### Supplied data
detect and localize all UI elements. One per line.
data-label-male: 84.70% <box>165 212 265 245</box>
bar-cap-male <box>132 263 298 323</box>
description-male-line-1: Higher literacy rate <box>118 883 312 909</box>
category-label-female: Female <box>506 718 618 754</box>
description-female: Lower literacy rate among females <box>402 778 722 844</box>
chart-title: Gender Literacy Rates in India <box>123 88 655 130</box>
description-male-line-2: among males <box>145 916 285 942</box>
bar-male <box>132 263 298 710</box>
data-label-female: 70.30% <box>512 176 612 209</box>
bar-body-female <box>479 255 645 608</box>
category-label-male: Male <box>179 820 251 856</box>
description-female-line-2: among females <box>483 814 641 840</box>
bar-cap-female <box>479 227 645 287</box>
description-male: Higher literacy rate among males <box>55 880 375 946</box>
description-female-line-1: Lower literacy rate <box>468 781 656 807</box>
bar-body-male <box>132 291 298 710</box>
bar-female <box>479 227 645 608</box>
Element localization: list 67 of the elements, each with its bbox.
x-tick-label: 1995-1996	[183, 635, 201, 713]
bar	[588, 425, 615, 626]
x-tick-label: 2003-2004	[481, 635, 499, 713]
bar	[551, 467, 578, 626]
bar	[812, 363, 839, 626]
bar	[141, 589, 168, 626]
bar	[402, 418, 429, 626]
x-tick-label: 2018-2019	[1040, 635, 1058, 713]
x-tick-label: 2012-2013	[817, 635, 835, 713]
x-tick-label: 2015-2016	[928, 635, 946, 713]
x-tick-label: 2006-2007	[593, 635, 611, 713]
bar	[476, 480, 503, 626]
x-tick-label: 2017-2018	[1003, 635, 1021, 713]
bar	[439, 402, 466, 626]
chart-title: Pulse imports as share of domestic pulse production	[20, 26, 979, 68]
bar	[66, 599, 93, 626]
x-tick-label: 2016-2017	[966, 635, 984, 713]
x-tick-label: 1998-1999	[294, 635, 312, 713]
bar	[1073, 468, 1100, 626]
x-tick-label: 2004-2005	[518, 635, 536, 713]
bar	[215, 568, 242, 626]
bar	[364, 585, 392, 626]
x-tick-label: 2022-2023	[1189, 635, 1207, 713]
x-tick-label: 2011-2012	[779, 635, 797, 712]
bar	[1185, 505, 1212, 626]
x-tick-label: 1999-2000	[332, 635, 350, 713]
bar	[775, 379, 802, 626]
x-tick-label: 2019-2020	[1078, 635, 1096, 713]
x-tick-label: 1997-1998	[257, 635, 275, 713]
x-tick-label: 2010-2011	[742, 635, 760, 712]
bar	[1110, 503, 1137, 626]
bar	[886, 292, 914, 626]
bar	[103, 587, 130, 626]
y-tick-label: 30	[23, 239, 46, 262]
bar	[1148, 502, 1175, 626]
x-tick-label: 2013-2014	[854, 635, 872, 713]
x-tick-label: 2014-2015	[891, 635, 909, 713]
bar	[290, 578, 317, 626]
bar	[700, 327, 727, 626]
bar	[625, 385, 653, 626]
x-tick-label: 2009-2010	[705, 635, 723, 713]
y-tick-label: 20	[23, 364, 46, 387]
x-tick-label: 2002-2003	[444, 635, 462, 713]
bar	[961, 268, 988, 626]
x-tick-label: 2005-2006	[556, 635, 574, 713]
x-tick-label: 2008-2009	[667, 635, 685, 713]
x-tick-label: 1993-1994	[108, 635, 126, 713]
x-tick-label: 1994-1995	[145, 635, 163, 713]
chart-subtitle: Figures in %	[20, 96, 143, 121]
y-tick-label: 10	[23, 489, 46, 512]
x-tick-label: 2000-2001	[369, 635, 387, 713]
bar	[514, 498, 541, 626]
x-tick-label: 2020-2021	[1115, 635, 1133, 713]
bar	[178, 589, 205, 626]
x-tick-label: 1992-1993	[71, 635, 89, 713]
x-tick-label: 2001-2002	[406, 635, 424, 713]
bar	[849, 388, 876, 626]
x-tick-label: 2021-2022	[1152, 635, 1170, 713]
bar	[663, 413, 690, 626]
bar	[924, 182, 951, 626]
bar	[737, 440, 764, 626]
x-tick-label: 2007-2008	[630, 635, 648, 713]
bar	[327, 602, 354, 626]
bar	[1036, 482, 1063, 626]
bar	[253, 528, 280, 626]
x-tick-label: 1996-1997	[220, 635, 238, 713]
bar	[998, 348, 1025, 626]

### Exercise objective
Return every line in the material above that contains the word "Lower", copying each line in full.

### Task answer
description-female: Lower literacy rate among females <box>402 778 722 844</box>
description-female-line-1: Lower literacy rate <box>468 781 656 807</box>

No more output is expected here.